**Set exercise:** Word for word, retype every entry in the listing.

_____

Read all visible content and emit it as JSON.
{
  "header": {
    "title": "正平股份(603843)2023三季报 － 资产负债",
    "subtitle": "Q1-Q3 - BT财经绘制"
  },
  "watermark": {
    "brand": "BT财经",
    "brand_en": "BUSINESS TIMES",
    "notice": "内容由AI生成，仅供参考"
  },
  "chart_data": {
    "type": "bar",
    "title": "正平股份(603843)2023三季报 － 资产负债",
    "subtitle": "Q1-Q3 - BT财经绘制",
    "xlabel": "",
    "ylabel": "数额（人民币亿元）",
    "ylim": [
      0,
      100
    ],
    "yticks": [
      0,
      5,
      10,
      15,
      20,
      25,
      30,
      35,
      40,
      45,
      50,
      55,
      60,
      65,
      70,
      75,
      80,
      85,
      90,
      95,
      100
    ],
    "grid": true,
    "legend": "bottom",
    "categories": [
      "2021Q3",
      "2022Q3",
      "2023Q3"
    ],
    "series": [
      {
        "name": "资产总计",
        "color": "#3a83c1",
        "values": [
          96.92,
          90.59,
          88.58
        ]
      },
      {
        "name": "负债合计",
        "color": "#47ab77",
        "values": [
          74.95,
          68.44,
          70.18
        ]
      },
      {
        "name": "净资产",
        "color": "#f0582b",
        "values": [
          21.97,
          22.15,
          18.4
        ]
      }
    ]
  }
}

_____

**Problem solution:**
Read all visible content and emit it as JSON.
{
  "header": {
    "title": "正平股份(603843)2023三季报 － 资产负债",
    "subtitle": "Q1-Q3 - BT财经绘制"
  },
  "watermark": {
    "brand": "BT财经",
    "brand_en": "BUSINESS TIMES",
    "notice": "内容由AI生成，仅供参考"
  },
  "chart_data": {
    "type": "bar",
    "title": "正平股份(603843)2023三季报 － 资产负债",
    "subtitle": "Q1-Q3 - BT财经绘制",
    "xlabel": "",
    "ylabel": "数额（人民币亿元）",
    "ylim": [
      0,
      100
    ],
    "yticks": [
      0,
      5,
      10,
      15,
      20,
      25,
      30,
      35,
      40,
      45,
      50,
      55,
      60,
      65,
      70,
      75,
      80,
      85,
      90,
      95,
      100
    ],
    "grid": true,
    "legend": "bottom",
    "categories": [
      "2021Q3",
      "2022Q3",
      "2023Q3"
    ],
    "series": [
      {
        "name": "资产总计",
        "color": "#3a83c1",
        "values": [
          96.92,
          90.59,
          88.58
        ]
      },
      {
        "name": "负债合计",
        "color": "#47ab77",
        "values": [
          74.95,
          68.44,
          70.18
        ]
      },
      {
        "name": "净资产",
        "color": "#f0582b",
        "values": [
          21.97,
          22.15,
          18.4
        ]
      }
    ]
  }
}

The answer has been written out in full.